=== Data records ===
==============================
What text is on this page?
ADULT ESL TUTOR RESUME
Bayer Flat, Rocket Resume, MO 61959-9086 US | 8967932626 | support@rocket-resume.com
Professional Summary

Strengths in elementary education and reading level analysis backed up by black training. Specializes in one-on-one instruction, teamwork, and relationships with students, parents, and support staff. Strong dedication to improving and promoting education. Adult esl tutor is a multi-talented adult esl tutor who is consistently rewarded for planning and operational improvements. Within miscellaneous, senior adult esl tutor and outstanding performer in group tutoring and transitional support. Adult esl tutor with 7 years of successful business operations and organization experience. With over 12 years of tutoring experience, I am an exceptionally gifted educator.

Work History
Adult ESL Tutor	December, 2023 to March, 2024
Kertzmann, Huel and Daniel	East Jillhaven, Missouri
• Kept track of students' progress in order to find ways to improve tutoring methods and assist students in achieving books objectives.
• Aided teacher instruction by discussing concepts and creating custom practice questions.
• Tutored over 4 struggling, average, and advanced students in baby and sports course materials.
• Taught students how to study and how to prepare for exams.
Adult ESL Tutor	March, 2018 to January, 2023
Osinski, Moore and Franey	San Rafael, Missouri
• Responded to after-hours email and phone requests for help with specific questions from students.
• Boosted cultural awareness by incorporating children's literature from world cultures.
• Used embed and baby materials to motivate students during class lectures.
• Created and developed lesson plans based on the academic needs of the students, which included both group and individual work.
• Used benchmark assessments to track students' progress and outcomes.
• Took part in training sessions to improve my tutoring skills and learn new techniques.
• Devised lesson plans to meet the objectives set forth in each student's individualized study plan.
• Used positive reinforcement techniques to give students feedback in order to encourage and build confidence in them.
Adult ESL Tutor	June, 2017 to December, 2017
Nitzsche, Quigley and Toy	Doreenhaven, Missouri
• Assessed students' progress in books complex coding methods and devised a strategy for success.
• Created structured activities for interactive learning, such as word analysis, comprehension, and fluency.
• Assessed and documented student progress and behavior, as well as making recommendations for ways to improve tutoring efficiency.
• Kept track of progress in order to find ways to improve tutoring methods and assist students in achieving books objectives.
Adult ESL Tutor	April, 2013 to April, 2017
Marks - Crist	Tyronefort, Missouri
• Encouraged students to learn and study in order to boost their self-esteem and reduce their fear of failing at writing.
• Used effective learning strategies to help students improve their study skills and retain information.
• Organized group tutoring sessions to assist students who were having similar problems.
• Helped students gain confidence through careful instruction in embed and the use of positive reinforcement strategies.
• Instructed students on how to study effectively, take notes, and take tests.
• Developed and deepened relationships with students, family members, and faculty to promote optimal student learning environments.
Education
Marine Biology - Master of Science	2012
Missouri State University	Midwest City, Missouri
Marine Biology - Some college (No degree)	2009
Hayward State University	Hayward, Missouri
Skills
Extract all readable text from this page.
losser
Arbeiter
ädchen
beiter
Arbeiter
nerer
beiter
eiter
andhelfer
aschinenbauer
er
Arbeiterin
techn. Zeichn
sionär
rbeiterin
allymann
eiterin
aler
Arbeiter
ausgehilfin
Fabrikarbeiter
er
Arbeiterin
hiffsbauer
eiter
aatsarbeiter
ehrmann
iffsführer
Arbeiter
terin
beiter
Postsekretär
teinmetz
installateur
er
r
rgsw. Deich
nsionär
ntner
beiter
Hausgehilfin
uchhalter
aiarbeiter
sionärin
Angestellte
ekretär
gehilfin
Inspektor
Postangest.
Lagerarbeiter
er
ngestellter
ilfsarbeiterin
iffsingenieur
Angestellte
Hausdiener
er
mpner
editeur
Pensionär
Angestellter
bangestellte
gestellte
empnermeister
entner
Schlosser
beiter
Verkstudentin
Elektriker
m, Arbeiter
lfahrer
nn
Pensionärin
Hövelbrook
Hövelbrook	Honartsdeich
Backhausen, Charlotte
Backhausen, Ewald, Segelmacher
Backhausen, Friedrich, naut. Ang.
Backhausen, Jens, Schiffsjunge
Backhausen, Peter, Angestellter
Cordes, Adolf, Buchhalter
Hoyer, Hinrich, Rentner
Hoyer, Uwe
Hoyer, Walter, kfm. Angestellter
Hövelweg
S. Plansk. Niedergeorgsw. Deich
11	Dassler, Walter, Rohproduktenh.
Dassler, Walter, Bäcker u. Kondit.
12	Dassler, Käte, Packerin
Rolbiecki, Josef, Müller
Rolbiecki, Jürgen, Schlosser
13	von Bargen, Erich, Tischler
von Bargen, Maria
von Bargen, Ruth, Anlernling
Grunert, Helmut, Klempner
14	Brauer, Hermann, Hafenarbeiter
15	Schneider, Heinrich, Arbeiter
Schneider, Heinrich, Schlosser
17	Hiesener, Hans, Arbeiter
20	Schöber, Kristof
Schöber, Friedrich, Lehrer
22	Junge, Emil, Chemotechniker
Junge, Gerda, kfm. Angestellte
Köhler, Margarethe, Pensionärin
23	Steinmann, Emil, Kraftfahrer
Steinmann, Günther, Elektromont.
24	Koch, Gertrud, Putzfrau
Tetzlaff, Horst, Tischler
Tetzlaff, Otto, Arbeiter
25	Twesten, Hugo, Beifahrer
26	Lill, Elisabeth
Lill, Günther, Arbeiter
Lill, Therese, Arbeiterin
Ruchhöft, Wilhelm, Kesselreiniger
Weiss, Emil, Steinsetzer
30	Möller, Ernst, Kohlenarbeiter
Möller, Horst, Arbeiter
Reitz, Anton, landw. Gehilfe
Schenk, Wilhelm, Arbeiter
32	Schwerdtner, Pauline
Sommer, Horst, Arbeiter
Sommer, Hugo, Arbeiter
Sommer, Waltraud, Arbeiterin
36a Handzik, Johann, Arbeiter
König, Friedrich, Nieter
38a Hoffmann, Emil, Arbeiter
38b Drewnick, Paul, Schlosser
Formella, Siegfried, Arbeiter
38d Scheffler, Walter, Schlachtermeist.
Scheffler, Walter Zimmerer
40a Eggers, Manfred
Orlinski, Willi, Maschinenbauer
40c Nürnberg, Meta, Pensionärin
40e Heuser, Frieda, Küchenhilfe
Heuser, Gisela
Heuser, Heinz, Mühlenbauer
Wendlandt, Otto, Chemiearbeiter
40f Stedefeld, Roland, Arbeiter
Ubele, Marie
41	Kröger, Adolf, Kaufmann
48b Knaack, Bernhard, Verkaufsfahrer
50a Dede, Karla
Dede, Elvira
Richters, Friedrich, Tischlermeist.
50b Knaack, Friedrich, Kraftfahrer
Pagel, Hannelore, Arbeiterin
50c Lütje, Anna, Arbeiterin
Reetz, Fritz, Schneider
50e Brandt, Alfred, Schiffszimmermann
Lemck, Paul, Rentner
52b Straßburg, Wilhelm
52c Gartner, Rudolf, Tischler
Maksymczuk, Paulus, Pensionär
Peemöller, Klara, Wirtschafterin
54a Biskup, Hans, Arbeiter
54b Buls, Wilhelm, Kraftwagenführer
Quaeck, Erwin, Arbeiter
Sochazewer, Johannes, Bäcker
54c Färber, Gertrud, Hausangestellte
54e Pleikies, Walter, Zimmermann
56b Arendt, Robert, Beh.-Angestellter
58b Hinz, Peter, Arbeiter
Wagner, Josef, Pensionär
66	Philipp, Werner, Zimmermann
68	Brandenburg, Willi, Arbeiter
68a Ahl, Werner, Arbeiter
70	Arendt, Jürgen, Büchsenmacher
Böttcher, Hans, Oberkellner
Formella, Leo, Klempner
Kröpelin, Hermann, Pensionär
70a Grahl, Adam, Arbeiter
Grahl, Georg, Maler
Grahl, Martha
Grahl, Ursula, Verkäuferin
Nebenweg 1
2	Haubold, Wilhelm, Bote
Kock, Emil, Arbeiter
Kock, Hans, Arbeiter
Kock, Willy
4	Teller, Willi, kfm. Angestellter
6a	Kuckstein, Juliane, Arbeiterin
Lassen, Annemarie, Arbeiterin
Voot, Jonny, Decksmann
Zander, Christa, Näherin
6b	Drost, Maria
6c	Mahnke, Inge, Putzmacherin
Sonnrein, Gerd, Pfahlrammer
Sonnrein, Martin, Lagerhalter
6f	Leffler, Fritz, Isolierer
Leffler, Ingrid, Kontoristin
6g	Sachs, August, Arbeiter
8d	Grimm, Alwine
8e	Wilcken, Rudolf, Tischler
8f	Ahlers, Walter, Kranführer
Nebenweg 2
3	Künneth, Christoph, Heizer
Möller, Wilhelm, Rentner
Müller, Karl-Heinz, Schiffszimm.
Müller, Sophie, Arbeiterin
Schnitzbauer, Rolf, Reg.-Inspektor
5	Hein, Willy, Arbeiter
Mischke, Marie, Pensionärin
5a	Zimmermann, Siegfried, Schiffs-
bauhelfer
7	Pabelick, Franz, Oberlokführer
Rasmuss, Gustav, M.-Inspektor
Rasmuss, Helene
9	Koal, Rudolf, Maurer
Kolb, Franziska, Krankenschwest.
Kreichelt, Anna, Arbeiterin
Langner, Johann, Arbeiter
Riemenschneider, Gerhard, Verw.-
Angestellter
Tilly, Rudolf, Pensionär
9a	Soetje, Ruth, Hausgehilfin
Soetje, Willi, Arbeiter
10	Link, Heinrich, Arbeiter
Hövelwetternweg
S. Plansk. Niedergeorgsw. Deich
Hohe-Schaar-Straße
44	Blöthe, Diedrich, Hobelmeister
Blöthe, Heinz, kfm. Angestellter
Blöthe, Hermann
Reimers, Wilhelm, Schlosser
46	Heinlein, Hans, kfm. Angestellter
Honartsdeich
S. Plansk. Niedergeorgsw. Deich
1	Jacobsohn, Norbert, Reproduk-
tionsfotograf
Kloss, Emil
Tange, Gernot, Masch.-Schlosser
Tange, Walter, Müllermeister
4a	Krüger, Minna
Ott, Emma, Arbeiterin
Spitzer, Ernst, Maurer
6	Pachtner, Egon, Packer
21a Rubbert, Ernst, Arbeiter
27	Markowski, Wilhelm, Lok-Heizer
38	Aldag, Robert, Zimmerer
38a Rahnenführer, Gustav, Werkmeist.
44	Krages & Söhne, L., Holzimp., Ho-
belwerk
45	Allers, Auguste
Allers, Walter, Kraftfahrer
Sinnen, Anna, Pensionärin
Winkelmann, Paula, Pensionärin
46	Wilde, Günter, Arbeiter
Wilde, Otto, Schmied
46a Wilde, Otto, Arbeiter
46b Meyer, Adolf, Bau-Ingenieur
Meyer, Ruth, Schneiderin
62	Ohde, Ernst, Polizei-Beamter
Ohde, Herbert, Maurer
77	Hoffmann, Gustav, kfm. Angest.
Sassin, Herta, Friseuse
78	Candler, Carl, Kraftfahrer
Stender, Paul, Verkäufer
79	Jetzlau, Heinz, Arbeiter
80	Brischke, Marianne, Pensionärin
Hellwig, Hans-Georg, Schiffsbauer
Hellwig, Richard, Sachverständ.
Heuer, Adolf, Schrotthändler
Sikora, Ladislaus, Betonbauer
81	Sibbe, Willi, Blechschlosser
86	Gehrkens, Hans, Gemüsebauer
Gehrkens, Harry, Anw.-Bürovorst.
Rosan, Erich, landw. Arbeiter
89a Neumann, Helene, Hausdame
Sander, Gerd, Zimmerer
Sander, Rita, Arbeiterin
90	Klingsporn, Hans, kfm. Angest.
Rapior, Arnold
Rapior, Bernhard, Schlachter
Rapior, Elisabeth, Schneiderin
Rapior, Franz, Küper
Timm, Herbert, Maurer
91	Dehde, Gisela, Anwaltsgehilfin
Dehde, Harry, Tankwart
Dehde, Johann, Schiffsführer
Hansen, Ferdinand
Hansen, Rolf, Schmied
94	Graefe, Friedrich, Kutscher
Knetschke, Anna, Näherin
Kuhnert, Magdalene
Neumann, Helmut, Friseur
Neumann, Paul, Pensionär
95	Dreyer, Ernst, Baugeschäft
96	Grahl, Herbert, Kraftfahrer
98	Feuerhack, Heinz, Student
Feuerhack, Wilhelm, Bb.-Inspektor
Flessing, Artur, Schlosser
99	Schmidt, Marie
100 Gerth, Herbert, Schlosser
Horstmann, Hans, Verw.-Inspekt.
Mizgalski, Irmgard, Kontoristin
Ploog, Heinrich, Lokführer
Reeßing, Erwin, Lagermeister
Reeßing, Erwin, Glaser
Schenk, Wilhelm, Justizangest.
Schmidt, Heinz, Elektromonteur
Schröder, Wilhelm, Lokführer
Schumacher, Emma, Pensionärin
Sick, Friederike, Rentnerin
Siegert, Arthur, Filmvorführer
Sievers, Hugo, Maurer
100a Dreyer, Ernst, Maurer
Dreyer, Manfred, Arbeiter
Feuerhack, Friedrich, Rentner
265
==============================
=== Short task ===
Pick out each line that holds the string "Erich".

=== Answer for the task ===
13	von Bargen, Erich, Tischler
Rosan, Erich, landw. Arbeiter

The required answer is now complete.